Return the complete listing that follows, with each line reproduced exactly.

● **Task material**
* * * * *

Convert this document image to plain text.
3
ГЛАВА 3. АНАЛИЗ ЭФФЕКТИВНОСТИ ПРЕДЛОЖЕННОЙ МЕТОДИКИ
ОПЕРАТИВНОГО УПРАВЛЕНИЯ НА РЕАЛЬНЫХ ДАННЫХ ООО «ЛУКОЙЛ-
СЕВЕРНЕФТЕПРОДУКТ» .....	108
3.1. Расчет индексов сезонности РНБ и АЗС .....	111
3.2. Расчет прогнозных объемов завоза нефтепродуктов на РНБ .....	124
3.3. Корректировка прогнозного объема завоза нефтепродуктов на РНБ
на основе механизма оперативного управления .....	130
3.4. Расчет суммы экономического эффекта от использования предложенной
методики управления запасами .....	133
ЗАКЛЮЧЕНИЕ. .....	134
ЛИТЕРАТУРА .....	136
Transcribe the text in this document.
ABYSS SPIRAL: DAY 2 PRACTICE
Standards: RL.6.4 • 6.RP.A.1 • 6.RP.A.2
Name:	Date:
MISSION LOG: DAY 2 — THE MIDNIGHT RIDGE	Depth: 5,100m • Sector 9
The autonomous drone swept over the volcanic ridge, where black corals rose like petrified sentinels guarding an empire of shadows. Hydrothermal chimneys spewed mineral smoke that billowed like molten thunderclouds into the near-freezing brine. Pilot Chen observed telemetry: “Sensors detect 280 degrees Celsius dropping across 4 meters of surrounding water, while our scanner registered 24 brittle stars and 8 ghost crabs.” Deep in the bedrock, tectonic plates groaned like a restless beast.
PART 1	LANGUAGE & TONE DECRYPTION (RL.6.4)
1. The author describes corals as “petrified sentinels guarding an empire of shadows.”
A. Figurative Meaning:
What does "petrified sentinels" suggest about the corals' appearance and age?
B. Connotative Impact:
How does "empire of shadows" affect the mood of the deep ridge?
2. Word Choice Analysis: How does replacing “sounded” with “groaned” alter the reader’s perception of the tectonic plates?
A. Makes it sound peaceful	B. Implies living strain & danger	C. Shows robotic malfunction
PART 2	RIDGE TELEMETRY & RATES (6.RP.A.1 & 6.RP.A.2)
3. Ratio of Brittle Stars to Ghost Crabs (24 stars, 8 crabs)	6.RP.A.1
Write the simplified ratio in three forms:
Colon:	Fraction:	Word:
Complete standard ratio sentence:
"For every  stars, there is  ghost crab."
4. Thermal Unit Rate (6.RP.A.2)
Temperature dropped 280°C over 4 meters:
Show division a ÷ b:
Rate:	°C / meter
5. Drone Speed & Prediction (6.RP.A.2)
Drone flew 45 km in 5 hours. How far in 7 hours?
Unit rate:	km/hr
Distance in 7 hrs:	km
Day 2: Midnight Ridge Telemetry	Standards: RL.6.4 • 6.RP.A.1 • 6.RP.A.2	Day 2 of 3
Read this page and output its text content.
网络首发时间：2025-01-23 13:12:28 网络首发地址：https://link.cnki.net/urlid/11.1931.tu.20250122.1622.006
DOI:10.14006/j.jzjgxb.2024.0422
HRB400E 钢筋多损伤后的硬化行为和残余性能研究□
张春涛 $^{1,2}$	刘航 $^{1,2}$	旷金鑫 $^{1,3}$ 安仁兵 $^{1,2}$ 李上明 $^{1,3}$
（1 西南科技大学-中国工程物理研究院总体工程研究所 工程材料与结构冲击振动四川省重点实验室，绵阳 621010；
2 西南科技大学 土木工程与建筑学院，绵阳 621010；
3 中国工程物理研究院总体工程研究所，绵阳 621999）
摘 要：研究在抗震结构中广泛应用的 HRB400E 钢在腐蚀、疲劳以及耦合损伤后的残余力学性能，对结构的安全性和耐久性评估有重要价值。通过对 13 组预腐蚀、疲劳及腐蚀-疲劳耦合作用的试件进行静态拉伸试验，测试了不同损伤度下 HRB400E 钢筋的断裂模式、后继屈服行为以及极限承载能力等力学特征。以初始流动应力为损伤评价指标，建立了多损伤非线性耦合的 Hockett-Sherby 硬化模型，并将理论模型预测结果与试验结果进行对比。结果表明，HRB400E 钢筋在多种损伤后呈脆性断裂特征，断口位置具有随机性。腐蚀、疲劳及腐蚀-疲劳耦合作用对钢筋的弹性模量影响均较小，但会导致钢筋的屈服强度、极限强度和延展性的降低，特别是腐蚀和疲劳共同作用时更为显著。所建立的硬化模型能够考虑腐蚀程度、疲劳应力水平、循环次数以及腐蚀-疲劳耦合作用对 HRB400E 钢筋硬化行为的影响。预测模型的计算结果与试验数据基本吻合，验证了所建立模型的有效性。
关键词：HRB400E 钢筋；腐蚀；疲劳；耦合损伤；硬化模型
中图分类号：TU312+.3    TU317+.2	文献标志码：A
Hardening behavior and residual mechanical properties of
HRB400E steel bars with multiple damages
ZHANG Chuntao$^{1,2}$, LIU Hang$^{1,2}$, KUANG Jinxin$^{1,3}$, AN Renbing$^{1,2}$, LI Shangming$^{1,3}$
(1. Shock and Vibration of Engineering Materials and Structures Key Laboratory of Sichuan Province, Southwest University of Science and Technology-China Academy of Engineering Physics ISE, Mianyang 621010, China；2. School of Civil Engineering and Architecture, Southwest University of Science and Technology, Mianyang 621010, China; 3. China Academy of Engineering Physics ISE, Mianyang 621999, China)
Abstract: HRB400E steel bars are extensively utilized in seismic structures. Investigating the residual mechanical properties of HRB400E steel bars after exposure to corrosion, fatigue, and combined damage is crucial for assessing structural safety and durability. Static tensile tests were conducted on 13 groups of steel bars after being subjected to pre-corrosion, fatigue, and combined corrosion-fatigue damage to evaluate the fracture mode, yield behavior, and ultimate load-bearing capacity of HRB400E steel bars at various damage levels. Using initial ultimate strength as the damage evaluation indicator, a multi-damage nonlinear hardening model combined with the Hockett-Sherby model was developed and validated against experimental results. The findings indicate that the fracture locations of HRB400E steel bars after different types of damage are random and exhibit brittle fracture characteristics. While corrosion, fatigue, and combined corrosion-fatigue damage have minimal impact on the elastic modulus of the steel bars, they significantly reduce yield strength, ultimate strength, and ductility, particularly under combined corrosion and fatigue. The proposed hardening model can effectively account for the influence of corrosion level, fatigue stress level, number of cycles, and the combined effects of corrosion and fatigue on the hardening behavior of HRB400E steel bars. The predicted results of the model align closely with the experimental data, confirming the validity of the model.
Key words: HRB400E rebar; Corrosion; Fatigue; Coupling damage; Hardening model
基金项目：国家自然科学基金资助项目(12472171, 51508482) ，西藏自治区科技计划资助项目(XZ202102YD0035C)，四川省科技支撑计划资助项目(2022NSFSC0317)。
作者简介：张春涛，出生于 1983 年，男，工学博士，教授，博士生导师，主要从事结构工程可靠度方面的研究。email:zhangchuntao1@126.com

* * * * *

● **Solved problem**
Convert this document image to plain text.
3
ГЛАВА 3. АНАЛИЗ ЭФФЕКТИВНОСТИ ПРЕДЛОЖЕННОЙ МЕТОДИКИ
ОПЕРАТИВНОГО УПРАВЛЕНИЯ НА РЕАЛЬНЫХ ДАННЫХ ООО «ЛУКОЙЛ-
СЕВЕРНЕФТЕПРОДУКТ» .....	108
3.1. Расчет индексов сезонности РНБ и АЗС .....	111
3.2. Расчет прогнозных объемов завоза нефтепродуктов на РНБ .....	124
3.3. Корректировка прогнозного объема завоза нефтепродуктов на РНБ
на основе механизма оперативного управления .....	130
3.4. Расчет суммы экономического эффекта от использования предложенной
методики управления запасами .....	133
ЗАКЛЮЧЕНИЕ. .....	134
ЛИТЕРАТУРА .....	136
Transcribe the text in this document.
ABYSS SPIRAL: DAY 2 PRACTICE
Standards: RL.6.4 • 6.RP.A.1 • 6.RP.A.2
Name:	Date:
MISSION LOG: DAY 2 — THE MIDNIGHT RIDGE	Depth: 5,100m • Sector 9
The autonomous drone swept over the volcanic ridge, where black corals rose like petrified sentinels guarding an empire of shadows. Hydrothermal chimneys spewed mineral smoke that billowed like molten thunderclouds into the near-freezing brine. Pilot Chen observed telemetry: “Sensors detect 280 degrees Celsius dropping across 4 meters of surrounding water, while our scanner registered 24 brittle stars and 8 ghost crabs.” Deep in the bedrock, tectonic plates groaned like a restless beast.
PART 1	LANGUAGE & TONE DECRYPTION (RL.6.4)
1. The author describes corals as “petrified sentinels guarding an empire of shadows.”
A. Figurative Meaning:
What does "petrified sentinels" suggest about the corals' appearance and age?
B. Connotative Impact:
How does "empire of shadows" affect the mood of the deep ridge?
2. Word Choice Analysis: How does replacing “sounded” with “groaned” alter the reader’s perception of the tectonic plates?
A. Makes it sound peaceful	B. Implies living strain & danger	C. Shows robotic malfunction
PART 2	RIDGE TELEMETRY & RATES (6.RP.A.1 & 6.RP.A.2)
3. Ratio of Brittle Stars to Ghost Crabs (24 stars, 8 crabs)	6.RP.A.1
Write the simplified ratio in three forms:
Colon:	Fraction:	Word:
Complete standard ratio sentence:
"For every  stars, there is  ghost crab."
4. Thermal Unit Rate (6.RP.A.2)
Temperature dropped 280°C over 4 meters:
Show division a ÷ b:
Rate:	°C / meter
5. Drone Speed & Prediction (6.RP.A.2)
Drone flew 45 km in 5 hours. How far in 7 hours?
Unit rate:	km/hr
Distance in 7 hrs:	km
Day 2: Midnight Ridge Telemetry	Standards: RL.6.4 • 6.RP.A.1 • 6.RP.A.2	Day 2 of 3
Read this page and output its text content.
网络首发时间：2025-01-23 13:12:28 网络首发地址：https://link.cnki.net/urlid/11.1931.tu.20250122.1622.006
DOI:10.14006/j.jzjgxb.2024.0422
HRB400E 钢筋多损伤后的硬化行为和残余性能研究□
张春涛 $^{1,2}$	刘航 $^{1,2}$	旷金鑫 $^{1,3}$ 安仁兵 $^{1,2}$ 李上明 $^{1,3}$
（1 西南科技大学-中国工程物理研究院总体工程研究所 工程材料与结构冲击振动四川省重点实验室，绵阳 621010；
2 西南科技大学 土木工程与建筑学院，绵阳 621010；
3 中国工程物理研究院总体工程研究所，绵阳 621999）
摘 要：研究在抗震结构中广泛应用的 HRB400E 钢在腐蚀、疲劳以及耦合损伤后的残余力学性能，对结构的安全性和耐久性评估有重要价值。通过对 13 组预腐蚀、疲劳及腐蚀-疲劳耦合作用的试件进行静态拉伸试验，测试了不同损伤度下 HRB400E 钢筋的断裂模式、后继屈服行为以及极限承载能力等力学特征。以初始流动应力为损伤评价指标，建立了多损伤非线性耦合的 Hockett-Sherby 硬化模型，并将理论模型预测结果与试验结果进行对比。结果表明，HRB400E 钢筋在多种损伤后呈脆性断裂特征，断口位置具有随机性。腐蚀、疲劳及腐蚀-疲劳耦合作用对钢筋的弹性模量影响均较小，但会导致钢筋的屈服强度、极限强度和延展性的降低，特别是腐蚀和疲劳共同作用时更为显著。所建立的硬化模型能够考虑腐蚀程度、疲劳应力水平、循环次数以及腐蚀-疲劳耦合作用对 HRB400E 钢筋硬化行为的影响。预测模型的计算结果与试验数据基本吻合，验证了所建立模型的有效性。
关键词：HRB400E 钢筋；腐蚀；疲劳；耦合损伤；硬化模型
中图分类号：TU312+.3    TU317+.2	文献标志码：A
Hardening behavior and residual mechanical properties of
HRB400E steel bars with multiple damages
ZHANG Chuntao$^{1,2}$, LIU Hang$^{1,2}$, KUANG Jinxin$^{1,3}$, AN Renbing$^{1,2}$, LI Shangming$^{1,3}$
(1. Shock and Vibration of Engineering Materials and Structures Key Laboratory of Sichuan Province, Southwest University of Science and Technology-China Academy of Engineering Physics ISE, Mianyang 621010, China；2. School of Civil Engineering and Architecture, Southwest University of Science and Technology, Mianyang 621010, China; 3. China Academy of Engineering Physics ISE, Mianyang 621999, China)
Abstract: HRB400E steel bars are extensively utilized in seismic structures. Investigating the residual mechanical properties of HRB400E steel bars after exposure to corrosion, fatigue, and combined damage is crucial for assessing structural safety and durability. Static tensile tests were conducted on 13 groups of steel bars after being subjected to pre-corrosion, fatigue, and combined corrosion-fatigue damage to evaluate the fracture mode, yield behavior, and ultimate load-bearing capacity of HRB400E steel bars at various damage levels. Using initial ultimate strength as the damage evaluation indicator, a multi-damage nonlinear hardening model combined with the Hockett-Sherby model was developed and validated against experimental results. The findings indicate that the fracture locations of HRB400E steel bars after different types of damage are random and exhibit brittle fracture characteristics. While corrosion, fatigue, and combined corrosion-fatigue damage have minimal impact on the elastic modulus of the steel bars, they significantly reduce yield strength, ultimate strength, and ductility, particularly under combined corrosion and fatigue. The proposed hardening model can effectively account for the influence of corrosion level, fatigue stress level, number of cycles, and the combined effects of corrosion and fatigue on the hardening behavior of HRB400E steel bars. The predicted results of the model align closely with the experimental data, confirming the validity of the model.
Key words: HRB400E rebar; Corrosion; Fatigue; Coupling damage; Hardening model
基金项目：国家自然科学基金资助项目(12472171, 51508482) ，西藏自治区科技计划资助项目(XZ202102YD0035C)，四川省科技支撑计划资助项目(2022NSFSC0317)。
作者简介：张春涛，出生于 1983 年，男，工学博士，教授，博士生导师，主要从事结构工程可靠度方面的研究。email:zhangchuntao1@126.com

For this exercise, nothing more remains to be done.